# Provided records
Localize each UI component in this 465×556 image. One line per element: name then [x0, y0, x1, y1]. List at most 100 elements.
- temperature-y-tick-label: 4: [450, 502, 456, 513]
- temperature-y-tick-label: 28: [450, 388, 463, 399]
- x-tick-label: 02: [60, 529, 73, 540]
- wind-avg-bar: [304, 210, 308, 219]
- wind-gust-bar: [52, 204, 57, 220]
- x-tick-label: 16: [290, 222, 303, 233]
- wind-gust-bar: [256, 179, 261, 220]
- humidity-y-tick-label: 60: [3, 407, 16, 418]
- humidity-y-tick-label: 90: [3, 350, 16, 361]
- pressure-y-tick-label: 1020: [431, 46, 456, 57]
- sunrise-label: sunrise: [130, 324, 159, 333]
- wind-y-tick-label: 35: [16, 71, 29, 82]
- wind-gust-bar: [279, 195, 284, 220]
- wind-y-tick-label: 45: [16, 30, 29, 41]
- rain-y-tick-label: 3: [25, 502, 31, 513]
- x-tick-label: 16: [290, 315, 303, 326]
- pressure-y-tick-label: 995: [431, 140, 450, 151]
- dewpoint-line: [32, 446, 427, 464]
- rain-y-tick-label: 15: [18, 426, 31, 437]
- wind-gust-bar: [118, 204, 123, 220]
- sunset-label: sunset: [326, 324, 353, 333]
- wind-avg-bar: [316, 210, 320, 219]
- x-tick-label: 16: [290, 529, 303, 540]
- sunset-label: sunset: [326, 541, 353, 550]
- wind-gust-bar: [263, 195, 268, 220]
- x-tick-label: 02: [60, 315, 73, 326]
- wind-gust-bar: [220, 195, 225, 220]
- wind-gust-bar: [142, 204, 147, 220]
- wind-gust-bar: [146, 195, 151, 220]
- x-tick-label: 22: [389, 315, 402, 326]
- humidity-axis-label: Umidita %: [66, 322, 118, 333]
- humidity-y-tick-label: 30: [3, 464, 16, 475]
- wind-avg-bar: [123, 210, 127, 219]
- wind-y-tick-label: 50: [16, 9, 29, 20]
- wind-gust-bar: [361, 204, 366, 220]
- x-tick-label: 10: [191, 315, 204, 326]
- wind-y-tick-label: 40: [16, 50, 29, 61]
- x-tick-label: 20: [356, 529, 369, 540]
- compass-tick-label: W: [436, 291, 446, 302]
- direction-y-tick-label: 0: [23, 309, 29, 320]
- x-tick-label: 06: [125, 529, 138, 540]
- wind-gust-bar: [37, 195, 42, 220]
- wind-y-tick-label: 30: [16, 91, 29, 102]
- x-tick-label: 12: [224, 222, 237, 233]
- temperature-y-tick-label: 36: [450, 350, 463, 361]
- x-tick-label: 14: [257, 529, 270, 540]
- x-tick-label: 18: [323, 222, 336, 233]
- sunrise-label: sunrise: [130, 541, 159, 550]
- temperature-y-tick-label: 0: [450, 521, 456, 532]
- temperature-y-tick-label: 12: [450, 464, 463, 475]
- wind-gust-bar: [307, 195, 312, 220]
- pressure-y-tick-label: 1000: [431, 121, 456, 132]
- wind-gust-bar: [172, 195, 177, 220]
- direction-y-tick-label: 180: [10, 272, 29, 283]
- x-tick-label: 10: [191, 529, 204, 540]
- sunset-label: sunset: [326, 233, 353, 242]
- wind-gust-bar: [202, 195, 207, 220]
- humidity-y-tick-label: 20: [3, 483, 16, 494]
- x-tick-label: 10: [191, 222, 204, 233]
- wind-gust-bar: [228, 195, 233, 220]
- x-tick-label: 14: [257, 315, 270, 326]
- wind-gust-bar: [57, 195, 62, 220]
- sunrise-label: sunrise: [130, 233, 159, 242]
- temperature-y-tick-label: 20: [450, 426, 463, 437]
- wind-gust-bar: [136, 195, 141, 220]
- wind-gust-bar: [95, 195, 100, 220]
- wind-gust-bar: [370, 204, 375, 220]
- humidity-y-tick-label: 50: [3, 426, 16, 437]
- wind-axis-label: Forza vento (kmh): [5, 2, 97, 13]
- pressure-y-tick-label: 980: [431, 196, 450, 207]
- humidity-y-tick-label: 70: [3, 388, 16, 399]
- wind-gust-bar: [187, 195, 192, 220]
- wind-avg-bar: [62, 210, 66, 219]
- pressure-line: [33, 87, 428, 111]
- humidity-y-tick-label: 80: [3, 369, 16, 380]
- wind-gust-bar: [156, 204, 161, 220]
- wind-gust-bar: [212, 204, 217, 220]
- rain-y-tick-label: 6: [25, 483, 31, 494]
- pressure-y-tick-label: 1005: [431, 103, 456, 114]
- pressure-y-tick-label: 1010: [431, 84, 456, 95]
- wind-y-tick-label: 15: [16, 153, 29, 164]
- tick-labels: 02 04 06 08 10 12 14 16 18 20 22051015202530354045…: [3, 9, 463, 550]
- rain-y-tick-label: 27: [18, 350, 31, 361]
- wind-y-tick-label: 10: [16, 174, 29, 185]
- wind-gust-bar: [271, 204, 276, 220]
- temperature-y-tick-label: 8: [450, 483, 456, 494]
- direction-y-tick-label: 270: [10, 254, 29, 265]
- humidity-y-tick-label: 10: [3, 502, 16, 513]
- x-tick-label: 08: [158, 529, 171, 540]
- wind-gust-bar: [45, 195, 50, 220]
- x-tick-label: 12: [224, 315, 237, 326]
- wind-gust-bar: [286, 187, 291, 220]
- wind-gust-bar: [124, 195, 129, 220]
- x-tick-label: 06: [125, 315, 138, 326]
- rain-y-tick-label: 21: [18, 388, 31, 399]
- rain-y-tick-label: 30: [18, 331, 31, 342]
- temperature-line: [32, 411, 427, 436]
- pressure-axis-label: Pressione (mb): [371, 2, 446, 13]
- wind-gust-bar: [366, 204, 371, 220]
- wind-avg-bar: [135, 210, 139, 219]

# Your instructions
Retype every item above verbatim, line for line, with no changes.

# The output
Localize each UI component in this 465×556 image. One line per element: name then [x0, y0, x1, y1]. List at most 100 elements.
- temperature-y-tick-label: 4: [450, 502, 456, 513]
- temperature-y-tick-label: 28: [450, 388, 463, 399]
- x-tick-label: 02: [60, 529, 73, 540]
- wind-avg-bar: [304, 210, 308, 219]
- wind-gust-bar: [52, 204, 57, 220]
- x-tick-label: 16: [290, 222, 303, 233]
- wind-gust-bar: [256, 179, 261, 220]
- humidity-y-tick-label: 60: [3, 407, 16, 418]
- humidity-y-tick-label: 90: [3, 350, 16, 361]
- pressure-y-tick-label: 1020: [431, 46, 456, 57]
- sunrise-label: sunrise: [130, 324, 159, 333]
- wind-y-tick-label: 35: [16, 71, 29, 82]
- wind-gust-bar: [279, 195, 284, 220]
- wind-y-tick-label: 45: [16, 30, 29, 41]
- rain-y-tick-label: 3: [25, 502, 31, 513]
- x-tick-label: 16: [290, 315, 303, 326]
- pressure-y-tick-label: 995: [431, 140, 450, 151]
- dewpoint-line: [32, 446, 427, 464]
- rain-y-tick-label: 15: [18, 426, 31, 437]
- wind-gust-bar: [118, 204, 123, 220]
- sunset-label: sunset: [326, 324, 353, 333]
- wind-avg-bar: [316, 210, 320, 219]
- x-tick-label: 16: [290, 529, 303, 540]
- sunset-label: sunset: [326, 541, 353, 550]
- wind-gust-bar: [263, 195, 268, 220]
- x-tick-label: 02: [60, 315, 73, 326]
- wind-gust-bar: [220, 195, 225, 220]
- wind-gust-bar: [142, 204, 147, 220]
- wind-gust-bar: [146, 195, 151, 220]
- x-tick-label: 22: [389, 315, 402, 326]
- humidity-axis-label: Umidita %: [66, 322, 118, 333]
- humidity-y-tick-label: 30: [3, 464, 16, 475]
- wind-avg-bar: [123, 210, 127, 219]
- wind-y-tick-label: 50: [16, 9, 29, 20]
- wind-gust-bar: [361, 204, 366, 220]
- x-tick-label: 10: [191, 315, 204, 326]
- wind-y-tick-label: 40: [16, 50, 29, 61]
- x-tick-label: 20: [356, 529, 369, 540]
- compass-tick-label: W: [436, 291, 446, 302]
- direction-y-tick-label: 0: [23, 309, 29, 320]
- x-tick-label: 06: [125, 529, 138, 540]
- wind-gust-bar: [37, 195, 42, 220]
- wind-y-tick-label: 30: [16, 91, 29, 102]
- x-tick-label: 12: [224, 222, 237, 233]
- temperature-y-tick-label: 36: [450, 350, 463, 361]
- x-tick-label: 14: [257, 529, 270, 540]
- x-tick-label: 18: [323, 222, 336, 233]
- sunrise-label: sunrise: [130, 541, 159, 550]
- temperature-y-tick-label: 0: [450, 521, 456, 532]
- temperature-y-tick-label: 12: [450, 464, 463, 475]
- wind-gust-bar: [307, 195, 312, 220]
- pressure-y-tick-label: 1000: [431, 121, 456, 132]
- wind-gust-bar: [172, 195, 177, 220]
- direction-y-tick-label: 180: [10, 272, 29, 283]
- x-tick-label: 10: [191, 529, 204, 540]
- sunset-label: sunset: [326, 233, 353, 242]
- wind-gust-bar: [202, 195, 207, 220]
- humidity-y-tick-label: 20: [3, 483, 16, 494]
- x-tick-label: 10: [191, 222, 204, 233]
- wind-gust-bar: [228, 195, 233, 220]
- x-tick-label: 14: [257, 315, 270, 326]
- wind-gust-bar: [57, 195, 62, 220]
- sunrise-label: sunrise: [130, 233, 159, 242]
- temperature-y-tick-label: 20: [450, 426, 463, 437]
- wind-gust-bar: [136, 195, 141, 220]
- wind-gust-bar: [95, 195, 100, 220]
- wind-gust-bar: [370, 204, 375, 220]
- humidity-y-tick-label: 50: [3, 426, 16, 437]
- wind-axis-label: Forza vento (kmh): [5, 2, 97, 13]
- pressure-y-tick-label: 980: [431, 196, 450, 207]
- humidity-y-tick-label: 70: [3, 388, 16, 399]
- wind-gust-bar: [187, 195, 192, 220]
- wind-avg-bar: [62, 210, 66, 219]
- pressure-line: [33, 87, 428, 111]
- humidity-y-tick-label: 80: [3, 369, 16, 380]
- wind-gust-bar: [156, 204, 161, 220]
- wind-gust-bar: [212, 204, 217, 220]
- rain-y-tick-label: 6: [25, 483, 31, 494]
- pressure-y-tick-label: 1005: [431, 103, 456, 114]
- pressure-y-tick-label: 1010: [431, 84, 456, 95]
- wind-y-tick-label: 15: [16, 153, 29, 164]
- tick-labels: 02 04 06 08 10 12 14 16 18 20 22051015202530354045…: [3, 9, 463, 550]
- rain-y-tick-label: 27: [18, 350, 31, 361]
- wind-y-tick-label: 10: [16, 174, 29, 185]
- wind-gust-bar: [271, 204, 276, 220]
- temperature-y-tick-label: 8: [450, 483, 456, 494]
- direction-y-tick-label: 270: [10, 254, 29, 265]
- humidity-y-tick-label: 10: [3, 502, 16, 513]
- x-tick-label: 08: [158, 529, 171, 540]
- wind-gust-bar: [45, 195, 50, 220]
- x-tick-label: 12: [224, 315, 237, 326]
- wind-gust-bar: [286, 187, 291, 220]
- wind-gust-bar: [124, 195, 129, 220]
- x-tick-label: 06: [125, 315, 138, 326]
- rain-y-tick-label: 21: [18, 388, 31, 399]
- rain-y-tick-label: 30: [18, 331, 31, 342]
- temperature-line: [32, 411, 427, 436]
- pressure-axis-label: Pressione (mb): [371, 2, 446, 13]
- wind-gust-bar: [366, 204, 371, 220]
- wind-avg-bar: [135, 210, 139, 219]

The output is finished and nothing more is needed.